### THE RECORDS ###

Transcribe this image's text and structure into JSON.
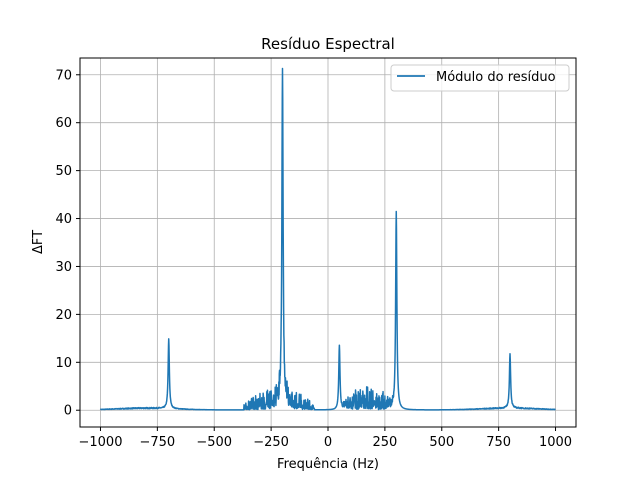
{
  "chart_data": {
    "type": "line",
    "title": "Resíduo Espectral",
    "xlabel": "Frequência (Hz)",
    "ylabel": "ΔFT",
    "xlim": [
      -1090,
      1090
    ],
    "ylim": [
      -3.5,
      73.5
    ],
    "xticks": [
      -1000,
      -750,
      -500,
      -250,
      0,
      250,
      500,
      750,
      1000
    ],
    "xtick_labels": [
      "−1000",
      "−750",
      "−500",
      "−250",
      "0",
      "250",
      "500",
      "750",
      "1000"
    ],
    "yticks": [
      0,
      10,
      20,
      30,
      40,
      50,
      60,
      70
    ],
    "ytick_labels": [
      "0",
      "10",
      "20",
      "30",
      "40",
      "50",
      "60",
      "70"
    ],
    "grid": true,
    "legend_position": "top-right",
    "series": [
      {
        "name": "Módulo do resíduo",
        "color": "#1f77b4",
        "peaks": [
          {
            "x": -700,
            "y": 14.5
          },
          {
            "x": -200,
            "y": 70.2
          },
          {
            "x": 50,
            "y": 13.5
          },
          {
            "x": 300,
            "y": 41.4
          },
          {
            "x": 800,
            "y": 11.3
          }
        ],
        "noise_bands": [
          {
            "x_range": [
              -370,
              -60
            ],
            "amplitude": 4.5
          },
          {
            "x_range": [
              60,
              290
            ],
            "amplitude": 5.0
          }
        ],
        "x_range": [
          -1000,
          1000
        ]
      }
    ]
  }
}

###
### THE RECORDS ###

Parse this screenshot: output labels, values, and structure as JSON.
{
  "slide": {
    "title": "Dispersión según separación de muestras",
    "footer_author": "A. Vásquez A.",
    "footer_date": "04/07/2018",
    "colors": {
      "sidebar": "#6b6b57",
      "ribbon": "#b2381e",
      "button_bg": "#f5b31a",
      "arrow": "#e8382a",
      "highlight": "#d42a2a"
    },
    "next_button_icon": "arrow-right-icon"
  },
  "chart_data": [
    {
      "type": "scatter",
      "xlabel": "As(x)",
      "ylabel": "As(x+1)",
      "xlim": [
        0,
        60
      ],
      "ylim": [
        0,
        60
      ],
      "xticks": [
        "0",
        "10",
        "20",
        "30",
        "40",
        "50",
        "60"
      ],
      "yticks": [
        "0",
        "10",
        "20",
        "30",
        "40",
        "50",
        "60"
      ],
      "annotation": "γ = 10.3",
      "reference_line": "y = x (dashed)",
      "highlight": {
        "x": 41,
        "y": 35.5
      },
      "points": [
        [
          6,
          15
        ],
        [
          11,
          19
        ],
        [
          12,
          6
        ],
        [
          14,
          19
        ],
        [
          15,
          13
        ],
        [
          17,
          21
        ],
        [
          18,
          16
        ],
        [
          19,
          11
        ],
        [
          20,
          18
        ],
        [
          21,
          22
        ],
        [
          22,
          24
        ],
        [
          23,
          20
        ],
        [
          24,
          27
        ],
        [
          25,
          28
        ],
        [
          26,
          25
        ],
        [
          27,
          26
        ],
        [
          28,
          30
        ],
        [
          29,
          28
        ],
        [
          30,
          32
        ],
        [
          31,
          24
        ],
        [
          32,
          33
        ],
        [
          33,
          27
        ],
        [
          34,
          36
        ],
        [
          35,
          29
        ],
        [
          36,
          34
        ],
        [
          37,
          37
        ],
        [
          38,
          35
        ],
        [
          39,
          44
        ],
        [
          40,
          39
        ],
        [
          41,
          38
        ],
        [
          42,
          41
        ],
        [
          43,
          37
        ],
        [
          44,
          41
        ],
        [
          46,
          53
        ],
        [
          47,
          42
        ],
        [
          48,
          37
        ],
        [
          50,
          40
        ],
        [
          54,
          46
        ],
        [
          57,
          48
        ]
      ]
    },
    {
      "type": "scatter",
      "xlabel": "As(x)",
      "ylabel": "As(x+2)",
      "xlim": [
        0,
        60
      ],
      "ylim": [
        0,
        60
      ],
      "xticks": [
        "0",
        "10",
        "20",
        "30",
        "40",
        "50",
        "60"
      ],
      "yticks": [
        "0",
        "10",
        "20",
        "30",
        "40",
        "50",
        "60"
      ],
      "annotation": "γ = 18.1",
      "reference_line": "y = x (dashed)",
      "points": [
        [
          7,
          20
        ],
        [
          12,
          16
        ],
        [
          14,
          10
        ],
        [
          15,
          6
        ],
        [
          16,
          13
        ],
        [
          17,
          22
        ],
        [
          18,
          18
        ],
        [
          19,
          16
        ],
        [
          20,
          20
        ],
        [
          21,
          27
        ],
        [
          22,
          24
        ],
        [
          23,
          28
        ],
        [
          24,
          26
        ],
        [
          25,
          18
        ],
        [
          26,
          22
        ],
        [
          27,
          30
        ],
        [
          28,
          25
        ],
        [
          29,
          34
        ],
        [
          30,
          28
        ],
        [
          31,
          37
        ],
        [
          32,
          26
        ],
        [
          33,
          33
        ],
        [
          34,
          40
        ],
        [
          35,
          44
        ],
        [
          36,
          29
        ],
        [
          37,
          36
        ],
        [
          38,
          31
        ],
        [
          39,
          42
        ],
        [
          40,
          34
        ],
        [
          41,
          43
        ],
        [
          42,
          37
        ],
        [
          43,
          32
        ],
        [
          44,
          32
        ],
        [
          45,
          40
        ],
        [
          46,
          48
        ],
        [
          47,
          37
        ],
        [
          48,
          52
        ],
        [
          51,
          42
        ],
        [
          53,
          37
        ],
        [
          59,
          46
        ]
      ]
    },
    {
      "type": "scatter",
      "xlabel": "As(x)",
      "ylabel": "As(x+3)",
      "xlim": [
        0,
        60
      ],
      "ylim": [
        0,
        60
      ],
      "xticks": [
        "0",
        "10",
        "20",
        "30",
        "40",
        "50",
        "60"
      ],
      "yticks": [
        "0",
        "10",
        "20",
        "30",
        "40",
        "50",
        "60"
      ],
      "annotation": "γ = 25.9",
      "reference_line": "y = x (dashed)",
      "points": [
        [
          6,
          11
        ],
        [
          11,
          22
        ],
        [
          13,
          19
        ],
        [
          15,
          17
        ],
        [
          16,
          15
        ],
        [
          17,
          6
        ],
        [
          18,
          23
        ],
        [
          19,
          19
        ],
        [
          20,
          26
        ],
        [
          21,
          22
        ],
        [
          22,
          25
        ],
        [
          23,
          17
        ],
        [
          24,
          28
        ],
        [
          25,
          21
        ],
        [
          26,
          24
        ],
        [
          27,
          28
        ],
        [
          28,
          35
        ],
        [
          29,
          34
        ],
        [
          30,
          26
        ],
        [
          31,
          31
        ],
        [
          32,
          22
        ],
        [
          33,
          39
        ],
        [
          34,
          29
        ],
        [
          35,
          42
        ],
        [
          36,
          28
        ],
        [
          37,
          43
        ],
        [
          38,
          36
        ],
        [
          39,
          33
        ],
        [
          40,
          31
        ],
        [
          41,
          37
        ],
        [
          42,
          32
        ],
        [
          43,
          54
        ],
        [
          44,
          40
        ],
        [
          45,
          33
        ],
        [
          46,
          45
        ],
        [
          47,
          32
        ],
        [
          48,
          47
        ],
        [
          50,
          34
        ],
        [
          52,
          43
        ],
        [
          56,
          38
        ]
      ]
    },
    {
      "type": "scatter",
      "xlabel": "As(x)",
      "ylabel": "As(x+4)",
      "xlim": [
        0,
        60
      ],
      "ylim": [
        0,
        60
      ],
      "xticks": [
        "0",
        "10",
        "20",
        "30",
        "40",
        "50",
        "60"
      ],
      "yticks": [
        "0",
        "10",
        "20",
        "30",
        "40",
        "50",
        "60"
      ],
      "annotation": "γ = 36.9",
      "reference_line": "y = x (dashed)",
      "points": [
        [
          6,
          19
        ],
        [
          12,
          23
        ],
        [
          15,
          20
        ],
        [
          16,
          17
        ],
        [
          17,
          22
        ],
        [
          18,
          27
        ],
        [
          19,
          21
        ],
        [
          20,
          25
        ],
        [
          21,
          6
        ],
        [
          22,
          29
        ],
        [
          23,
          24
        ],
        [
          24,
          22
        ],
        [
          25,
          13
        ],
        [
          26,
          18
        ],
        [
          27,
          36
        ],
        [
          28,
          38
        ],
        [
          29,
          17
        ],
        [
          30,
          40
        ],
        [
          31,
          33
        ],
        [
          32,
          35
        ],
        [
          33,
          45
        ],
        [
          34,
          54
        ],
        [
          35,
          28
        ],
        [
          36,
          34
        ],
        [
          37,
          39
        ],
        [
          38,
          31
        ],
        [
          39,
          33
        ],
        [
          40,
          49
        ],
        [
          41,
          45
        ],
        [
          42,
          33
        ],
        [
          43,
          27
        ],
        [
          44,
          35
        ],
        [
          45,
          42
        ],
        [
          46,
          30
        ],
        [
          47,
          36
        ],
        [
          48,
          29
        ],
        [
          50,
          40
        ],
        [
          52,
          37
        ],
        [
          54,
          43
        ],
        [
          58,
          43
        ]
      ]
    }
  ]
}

###

EXERCISE: Determine the number of lines in the listing that hold the word "this", and supply that number and nothing further.

CORRECT ANSWER: 2